begin

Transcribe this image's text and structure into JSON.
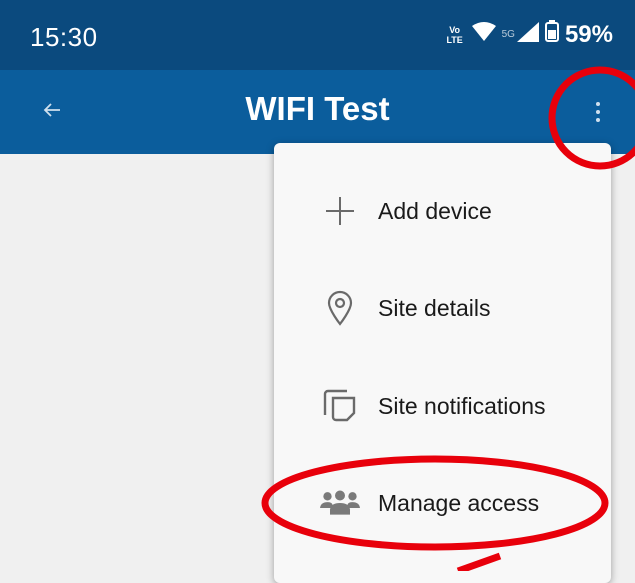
{
  "status_bar": {
    "time": "15:30",
    "volte_top": "Vo",
    "volte_bottom": "LTE",
    "network_label": "5G",
    "battery_percent": "59%"
  },
  "app_bar": {
    "title": "WIFI Test",
    "back_icon": "back-arrow-icon",
    "more_icon": "more-vertical-icon"
  },
  "menu": {
    "items": [
      {
        "label": "Add device",
        "icon": "plus-icon"
      },
      {
        "label": "Site details",
        "icon": "location-pin-icon"
      },
      {
        "label": "Site notifications",
        "icon": "copy-notifications-icon"
      },
      {
        "label": "Manage access",
        "icon": "people-group-icon"
      }
    ]
  },
  "colors": {
    "status_bar_bg": "#0b4a7e",
    "app_bar_bg": "#0b5d9c",
    "menu_bg": "#f8f8f8",
    "annotation_red": "#e8000b",
    "page_bg": "#f0f0f0"
  }
}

end

_Exercise task:_
Using the records above, copy every line that has the word "notifications" in it.

_Exercise solution:_
        "label": "Site notifications",
        "icon": "copy-notifications-icon"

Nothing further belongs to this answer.